--- START OF DATA FOR THIS EXERCISE ---
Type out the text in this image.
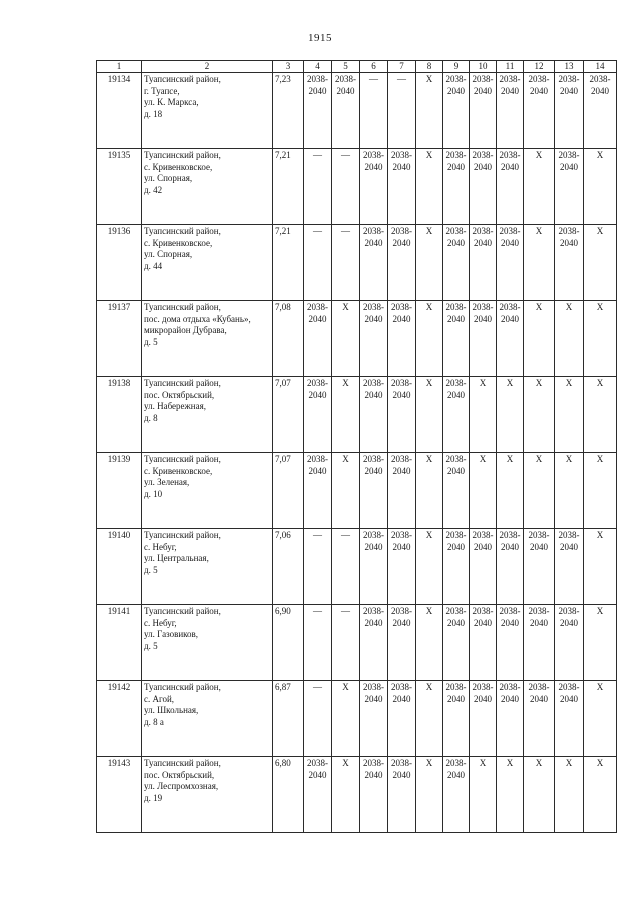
1915
1	2	3	4	5	6	7	8	9	10	11	12	13	14
19134	Туапсинский район,
г. Туапсе,
ул. К. Маркса,
д. 18	7,23	2038-
2040	2038-
2040	—	—	Х	2038-
2040	2038-
2040	2038-
2040	2038-
2040	2038-
2040	2038-
2040
19135	Туапсинский район,
с. Кривенковское,
ул. Спорная,
д. 42	7,21	—	—	2038-
2040	2038-
2040	Х	2038-
2040	2038-
2040	2038-
2040	Х	2038-
2040	Х
19136	Туапсинский район,
с. Кривенковское,
ул. Спорная,
д. 44	7,21	—	—	2038-
2040	2038-
2040	Х	2038-
2040	2038-
2040	2038-
2040	Х	2038-
2040	Х
19137	Туапсинский район,
пос. дома отдыха «Кубань»,
микрорайон Дубрава,
д. 5	7,08	2038-
2040	Х	2038-
2040	2038-
2040	Х	2038-
2040	2038-
2040	2038-
2040	Х	Х	Х
19138	Туапсинский район,
пос. Октябрьский,
ул. Набережная,
д. 8	7,07	2038-
2040	Х	2038-
2040	2038-
2040	Х	2038-
2040	Х	Х	Х	Х	Х
19139	Туапсинский район,
с. Кривенковское,
ул. Зеленая,
д. 10	7,07	2038-
2040	Х	2038-
2040	2038-
2040	Х	2038-
2040	Х	Х	Х	Х	Х
19140	Туапсинский район,
с. Небуг,
ул. Центральная,
д. 5	7,06	—	—	2038-
2040	2038-
2040	Х	2038-
2040	2038-
2040	2038-
2040	2038-
2040	2038-
2040	Х
19141	Туапсинский район,
с. Небуг,
ул. Газовиков,
д. 5	6,90	—	—	2038-
2040	2038-
2040	Х	2038-
2040	2038-
2040	2038-
2040	2038-
2040	2038-
2040	Х
19142	Туапсинский район,
с. Агой,
ул. Школьная,
д. 8 а	6,87	—	Х	2038-
2040	2038-
2040	Х	2038-
2040	2038-
2040	2038-
2040	2038-
2040	2038-
2040	Х
19143	Туапсинский район,
пос. Октябрьский,
ул. Леспромхозная,
д. 19	6,80	2038-
2040	Х	2038-
2040	2038-
2040	Х	2038-
2040	Х	Х	Х	Х	Х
--- END OF DATA FOR THIS EXERCISE ---
• WORK REQUIRED: Make an exact copy of the records above, with the pictures left out.

• SOLUTION:
Type out the text in this image.
1915
1	2	3	4	5	6	7	8	9	10	11	12	13	14
19134	Туапсинский район,
г. Туапсе,
ул. К. Маркса,
д. 18	7,23	2038-
2040	2038-
2040	—	—	Х	2038-
2040	2038-
2040	2038-
2040	2038-
2040	2038-
2040	2038-
2040
19135	Туапсинский район,
с. Кривенковское,
ул. Спорная,
д. 42	7,21	—	—	2038-
2040	2038-
2040	Х	2038-
2040	2038-
2040	2038-
2040	Х	2038-
2040	Х
19136	Туапсинский район,
с. Кривенковское,
ул. Спорная,
д. 44	7,21	—	—	2038-
2040	2038-
2040	Х	2038-
2040	2038-
2040	2038-
2040	Х	2038-
2040	Х
19137	Туапсинский район,
пос. дома отдыха «Кубань»,
микрорайон Дубрава,
д. 5	7,08	2038-
2040	Х	2038-
2040	2038-
2040	Х	2038-
2040	2038-
2040	2038-
2040	Х	Х	Х
19138	Туапсинский район,
пос. Октябрьский,
ул. Набережная,
д. 8	7,07	2038-
2040	Х	2038-
2040	2038-
2040	Х	2038-
2040	Х	Х	Х	Х	Х
19139	Туапсинский район,
с. Кривенковское,
ул. Зеленая,
д. 10	7,07	2038-
2040	Х	2038-
2040	2038-
2040	Х	2038-
2040	Х	Х	Х	Х	Х
19140	Туапсинский район,
с. Небуг,
ул. Центральная,
д. 5	7,06	—	—	2038-
2040	2038-
2040	Х	2038-
2040	2038-
2040	2038-
2040	2038-
2040	2038-
2040	Х
19141	Туапсинский район,
с. Небуг,
ул. Газовиков,
д. 5	6,90	—	—	2038-
2040	2038-
2040	Х	2038-
2040	2038-
2040	2038-
2040	2038-
2040	2038-
2040	Х
19142	Туапсинский район,
с. Агой,
ул. Школьная,
д. 8 а	6,87	—	Х	2038-
2040	2038-
2040	Х	2038-
2040	2038-
2040	2038-
2040	2038-
2040	2038-
2040	Х
19143	Туапсинский район,
пос. Октябрьский,
ул. Леспромхозная,
д. 19	6,80	2038-
2040	Х	2038-
2040	2038-
2040	Х	2038-
2040	Х	Х	Х	Х	Х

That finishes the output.